**What is needed:** Return the material word for word. Do not include the pictures.

**Entries provided:**
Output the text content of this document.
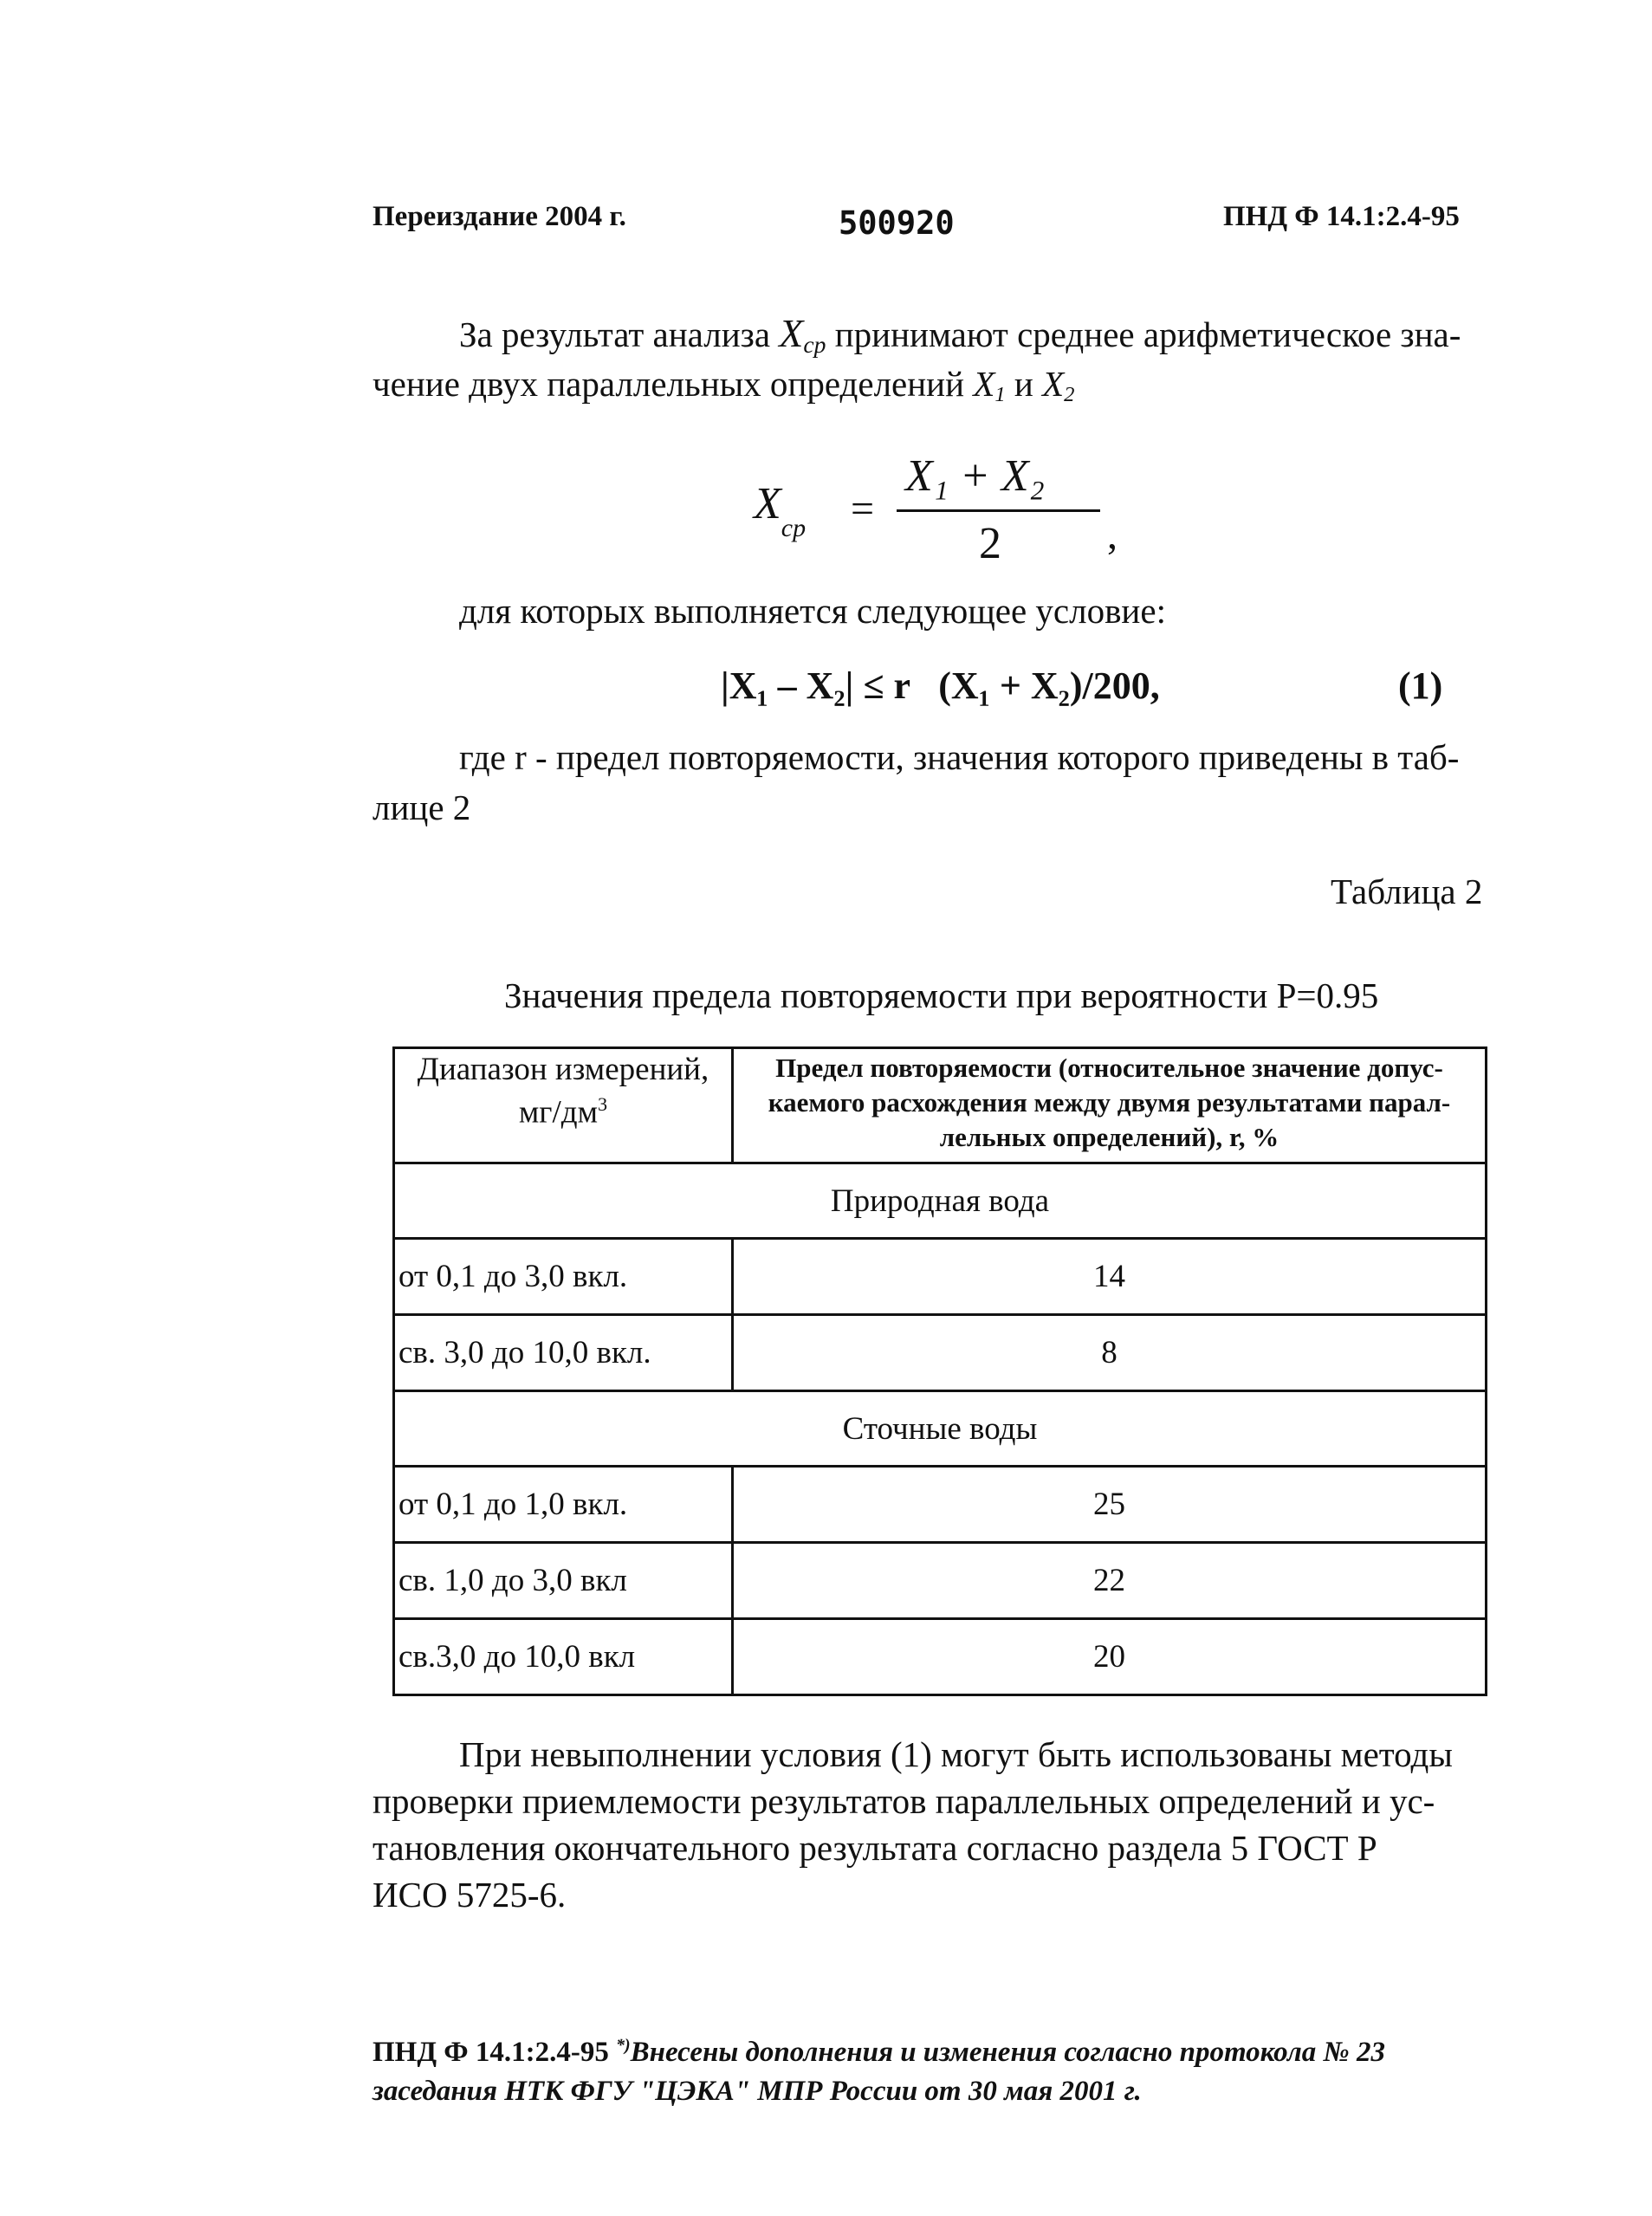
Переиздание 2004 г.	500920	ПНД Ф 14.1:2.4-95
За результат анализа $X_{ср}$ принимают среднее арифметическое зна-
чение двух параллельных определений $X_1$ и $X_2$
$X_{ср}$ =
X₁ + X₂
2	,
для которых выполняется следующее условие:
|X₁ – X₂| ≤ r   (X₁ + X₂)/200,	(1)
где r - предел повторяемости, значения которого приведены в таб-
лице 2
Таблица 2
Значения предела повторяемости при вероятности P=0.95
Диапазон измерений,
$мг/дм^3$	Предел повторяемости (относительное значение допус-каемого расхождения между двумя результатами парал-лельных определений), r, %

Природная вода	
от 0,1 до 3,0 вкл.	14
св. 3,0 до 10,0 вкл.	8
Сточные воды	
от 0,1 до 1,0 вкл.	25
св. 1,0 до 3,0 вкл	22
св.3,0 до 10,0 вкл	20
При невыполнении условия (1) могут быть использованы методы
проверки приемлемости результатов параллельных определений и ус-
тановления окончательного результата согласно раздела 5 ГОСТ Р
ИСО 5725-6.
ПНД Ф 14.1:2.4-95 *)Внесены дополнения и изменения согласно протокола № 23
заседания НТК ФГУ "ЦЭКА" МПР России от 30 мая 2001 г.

**Task solution:**
Output the text content of this document.
Переиздание 2004 г.	500920	ПНД Ф 14.1:2.4-95
За результат анализа $X_{ср}$ принимают среднее арифметическое зна-
чение двух параллельных определений $X_1$ и $X_2$
$X_{ср}$ =
X₁ + X₂
2	,
для которых выполняется следующее условие:
|X₁ – X₂| ≤ r   (X₁ + X₂)/200,	(1)
где r - предел повторяемости, значения которого приведены в таб-
лице 2
Таблица 2
Значения предела повторяемости при вероятности P=0.95
Диапазон измерений,
$мг/дм^3$	Предел повторяемости (относительное значение допус-каемого расхождения между двумя результатами парал-лельных определений), r, %

Природная вода	
от 0,1 до 3,0 вкл.	14
св. 3,0 до 10,0 вкл.	8
Сточные воды	
от 0,1 до 1,0 вкл.	25
св. 1,0 до 3,0 вкл	22
св.3,0 до 10,0 вкл	20
При невыполнении условия (1) могут быть использованы методы
проверки приемлемости результатов параллельных определений и ус-
тановления окончательного результата согласно раздела 5 ГОСТ Р
ИСО 5725-6.
ПНД Ф 14.1:2.4-95 *)Внесены дополнения и изменения согласно протокола № 23
заседания НТК ФГУ "ЦЭКА" МПР России от 30 мая 2001 г.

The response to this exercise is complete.